-- begin Records for the task --

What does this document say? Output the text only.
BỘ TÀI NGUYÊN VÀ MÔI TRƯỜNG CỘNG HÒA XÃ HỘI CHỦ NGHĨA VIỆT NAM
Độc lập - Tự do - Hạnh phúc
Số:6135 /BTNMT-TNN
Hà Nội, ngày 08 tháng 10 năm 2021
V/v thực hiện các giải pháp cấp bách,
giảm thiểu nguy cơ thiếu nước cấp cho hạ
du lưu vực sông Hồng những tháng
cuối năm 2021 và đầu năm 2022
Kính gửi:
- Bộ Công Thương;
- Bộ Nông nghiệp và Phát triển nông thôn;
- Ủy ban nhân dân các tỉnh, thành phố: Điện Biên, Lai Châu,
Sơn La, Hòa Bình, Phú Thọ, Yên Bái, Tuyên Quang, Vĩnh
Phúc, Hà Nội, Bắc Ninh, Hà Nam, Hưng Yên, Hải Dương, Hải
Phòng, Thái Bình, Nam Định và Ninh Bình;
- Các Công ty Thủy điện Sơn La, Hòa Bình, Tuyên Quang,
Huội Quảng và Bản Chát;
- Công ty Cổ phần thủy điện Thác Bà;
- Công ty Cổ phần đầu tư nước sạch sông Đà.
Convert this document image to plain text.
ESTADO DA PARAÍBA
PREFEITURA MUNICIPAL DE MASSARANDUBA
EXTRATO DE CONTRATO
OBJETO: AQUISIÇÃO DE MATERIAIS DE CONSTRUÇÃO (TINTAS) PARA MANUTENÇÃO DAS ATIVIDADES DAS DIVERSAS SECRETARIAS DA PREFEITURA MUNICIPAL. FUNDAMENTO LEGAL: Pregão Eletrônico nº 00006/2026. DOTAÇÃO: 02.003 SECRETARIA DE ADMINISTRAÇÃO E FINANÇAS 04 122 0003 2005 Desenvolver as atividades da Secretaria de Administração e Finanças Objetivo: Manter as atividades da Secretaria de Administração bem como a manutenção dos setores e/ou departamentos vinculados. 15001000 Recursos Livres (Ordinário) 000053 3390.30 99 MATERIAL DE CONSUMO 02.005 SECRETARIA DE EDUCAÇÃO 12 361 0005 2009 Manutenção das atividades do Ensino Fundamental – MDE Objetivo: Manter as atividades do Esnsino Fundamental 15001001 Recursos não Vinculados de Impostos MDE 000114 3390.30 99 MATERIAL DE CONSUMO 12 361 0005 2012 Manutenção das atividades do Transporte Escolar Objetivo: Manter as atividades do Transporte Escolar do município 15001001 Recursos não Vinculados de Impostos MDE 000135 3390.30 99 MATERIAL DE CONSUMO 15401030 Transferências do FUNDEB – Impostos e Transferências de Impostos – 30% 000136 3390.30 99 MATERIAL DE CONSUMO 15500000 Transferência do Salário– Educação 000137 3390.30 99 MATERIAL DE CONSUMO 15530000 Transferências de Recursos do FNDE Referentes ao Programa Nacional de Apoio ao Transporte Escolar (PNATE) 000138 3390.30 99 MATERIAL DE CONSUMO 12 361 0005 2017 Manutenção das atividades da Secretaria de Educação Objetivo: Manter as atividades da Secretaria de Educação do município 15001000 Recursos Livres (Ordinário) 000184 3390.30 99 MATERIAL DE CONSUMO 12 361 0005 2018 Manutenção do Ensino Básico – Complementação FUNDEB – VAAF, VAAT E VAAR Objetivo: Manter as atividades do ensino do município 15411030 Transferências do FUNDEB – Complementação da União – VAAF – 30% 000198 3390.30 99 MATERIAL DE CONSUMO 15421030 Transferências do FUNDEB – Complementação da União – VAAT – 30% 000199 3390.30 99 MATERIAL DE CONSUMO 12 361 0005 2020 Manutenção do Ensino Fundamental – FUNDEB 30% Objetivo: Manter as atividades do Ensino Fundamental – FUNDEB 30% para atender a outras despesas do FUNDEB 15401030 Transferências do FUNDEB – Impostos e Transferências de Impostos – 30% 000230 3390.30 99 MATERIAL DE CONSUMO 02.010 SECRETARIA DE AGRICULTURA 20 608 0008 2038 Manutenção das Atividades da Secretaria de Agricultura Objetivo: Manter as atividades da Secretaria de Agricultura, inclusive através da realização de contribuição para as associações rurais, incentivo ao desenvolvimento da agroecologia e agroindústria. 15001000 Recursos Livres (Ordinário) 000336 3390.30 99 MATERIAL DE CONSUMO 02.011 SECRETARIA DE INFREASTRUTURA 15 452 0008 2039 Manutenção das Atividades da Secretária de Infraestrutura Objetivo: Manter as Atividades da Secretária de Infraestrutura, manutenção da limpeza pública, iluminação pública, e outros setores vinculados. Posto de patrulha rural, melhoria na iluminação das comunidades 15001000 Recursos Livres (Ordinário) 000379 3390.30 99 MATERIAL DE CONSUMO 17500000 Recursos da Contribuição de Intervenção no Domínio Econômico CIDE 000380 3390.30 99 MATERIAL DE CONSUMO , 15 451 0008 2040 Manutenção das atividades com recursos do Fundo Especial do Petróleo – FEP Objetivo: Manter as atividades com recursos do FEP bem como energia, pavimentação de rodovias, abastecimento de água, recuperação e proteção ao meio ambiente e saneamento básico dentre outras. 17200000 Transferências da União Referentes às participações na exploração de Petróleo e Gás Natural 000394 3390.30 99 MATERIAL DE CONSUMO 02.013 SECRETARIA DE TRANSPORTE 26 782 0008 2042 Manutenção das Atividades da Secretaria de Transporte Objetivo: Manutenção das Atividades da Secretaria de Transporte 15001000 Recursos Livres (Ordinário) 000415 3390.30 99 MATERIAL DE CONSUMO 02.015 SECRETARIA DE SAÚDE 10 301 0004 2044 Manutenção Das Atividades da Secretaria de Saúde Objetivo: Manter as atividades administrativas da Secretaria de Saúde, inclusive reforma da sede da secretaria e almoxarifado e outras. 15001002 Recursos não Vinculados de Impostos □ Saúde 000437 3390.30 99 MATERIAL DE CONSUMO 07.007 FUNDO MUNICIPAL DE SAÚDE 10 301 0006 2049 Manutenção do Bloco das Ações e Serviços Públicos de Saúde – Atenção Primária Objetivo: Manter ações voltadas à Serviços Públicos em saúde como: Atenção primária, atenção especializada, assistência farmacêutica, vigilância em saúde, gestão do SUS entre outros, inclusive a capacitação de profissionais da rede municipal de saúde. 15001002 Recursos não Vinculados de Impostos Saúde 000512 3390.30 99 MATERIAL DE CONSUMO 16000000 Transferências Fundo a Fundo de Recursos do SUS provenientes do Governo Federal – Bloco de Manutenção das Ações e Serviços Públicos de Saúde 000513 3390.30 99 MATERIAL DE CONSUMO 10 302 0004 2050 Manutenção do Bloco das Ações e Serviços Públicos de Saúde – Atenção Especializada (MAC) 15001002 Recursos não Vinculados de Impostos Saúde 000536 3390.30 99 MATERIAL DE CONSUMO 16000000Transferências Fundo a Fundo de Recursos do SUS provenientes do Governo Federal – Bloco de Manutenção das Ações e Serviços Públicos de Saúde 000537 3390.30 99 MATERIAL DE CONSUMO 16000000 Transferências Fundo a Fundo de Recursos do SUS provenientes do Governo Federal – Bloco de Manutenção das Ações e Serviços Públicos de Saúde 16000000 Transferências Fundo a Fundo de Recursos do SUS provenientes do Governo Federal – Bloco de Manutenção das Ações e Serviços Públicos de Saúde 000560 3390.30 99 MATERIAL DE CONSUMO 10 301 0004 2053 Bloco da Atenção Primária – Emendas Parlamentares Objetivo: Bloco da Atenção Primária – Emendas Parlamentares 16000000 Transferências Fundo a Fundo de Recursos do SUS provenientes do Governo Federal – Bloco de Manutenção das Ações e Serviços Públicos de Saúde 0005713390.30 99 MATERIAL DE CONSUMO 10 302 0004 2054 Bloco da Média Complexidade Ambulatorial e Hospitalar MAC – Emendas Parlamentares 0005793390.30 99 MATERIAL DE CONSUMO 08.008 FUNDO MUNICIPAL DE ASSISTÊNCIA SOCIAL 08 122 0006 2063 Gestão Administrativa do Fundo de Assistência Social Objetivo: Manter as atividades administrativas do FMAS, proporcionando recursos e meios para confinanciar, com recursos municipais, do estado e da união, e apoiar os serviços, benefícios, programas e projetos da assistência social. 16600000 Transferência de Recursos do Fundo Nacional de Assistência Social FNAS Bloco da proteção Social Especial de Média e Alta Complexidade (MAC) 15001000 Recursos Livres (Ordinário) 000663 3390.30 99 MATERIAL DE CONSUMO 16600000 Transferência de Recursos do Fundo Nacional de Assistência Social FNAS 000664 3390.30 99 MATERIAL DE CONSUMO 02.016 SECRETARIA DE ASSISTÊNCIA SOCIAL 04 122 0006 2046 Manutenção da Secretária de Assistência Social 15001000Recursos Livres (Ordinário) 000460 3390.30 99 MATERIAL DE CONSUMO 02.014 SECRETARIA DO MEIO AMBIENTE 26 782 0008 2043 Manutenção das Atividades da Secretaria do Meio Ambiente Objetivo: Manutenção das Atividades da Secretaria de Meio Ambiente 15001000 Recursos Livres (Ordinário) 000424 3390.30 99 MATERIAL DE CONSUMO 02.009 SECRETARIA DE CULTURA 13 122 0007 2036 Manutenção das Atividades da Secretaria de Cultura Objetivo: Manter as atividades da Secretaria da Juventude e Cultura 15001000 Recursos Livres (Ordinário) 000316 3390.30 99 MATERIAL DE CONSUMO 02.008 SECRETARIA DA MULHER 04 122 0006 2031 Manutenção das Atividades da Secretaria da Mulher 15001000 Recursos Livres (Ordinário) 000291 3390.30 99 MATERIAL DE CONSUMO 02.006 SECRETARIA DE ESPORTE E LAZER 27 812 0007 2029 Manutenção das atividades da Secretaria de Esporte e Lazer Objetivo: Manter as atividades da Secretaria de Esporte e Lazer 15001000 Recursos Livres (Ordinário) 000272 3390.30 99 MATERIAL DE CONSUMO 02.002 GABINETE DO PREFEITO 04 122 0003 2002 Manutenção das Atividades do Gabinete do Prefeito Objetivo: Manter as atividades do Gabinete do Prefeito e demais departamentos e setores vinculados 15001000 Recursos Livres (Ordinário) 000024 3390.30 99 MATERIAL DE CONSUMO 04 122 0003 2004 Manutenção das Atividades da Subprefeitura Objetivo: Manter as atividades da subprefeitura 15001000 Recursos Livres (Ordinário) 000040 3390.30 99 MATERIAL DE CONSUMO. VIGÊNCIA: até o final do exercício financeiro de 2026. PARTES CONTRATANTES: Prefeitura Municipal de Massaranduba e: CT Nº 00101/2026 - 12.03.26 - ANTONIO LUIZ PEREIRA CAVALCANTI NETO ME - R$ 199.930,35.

-- end Records for the task --

* **What this task involves**
Extract every line that has the string "Công" in it.

* **Correct answer**
- Bộ Công Thương;
- Các Công ty Thủy điện Sơn La, Hòa Bình, Tuyên Quang,
- Công ty Cổ phần thủy điện Thác Bà;
- Công ty Cổ phần đầu tư nước sạch sông Đà.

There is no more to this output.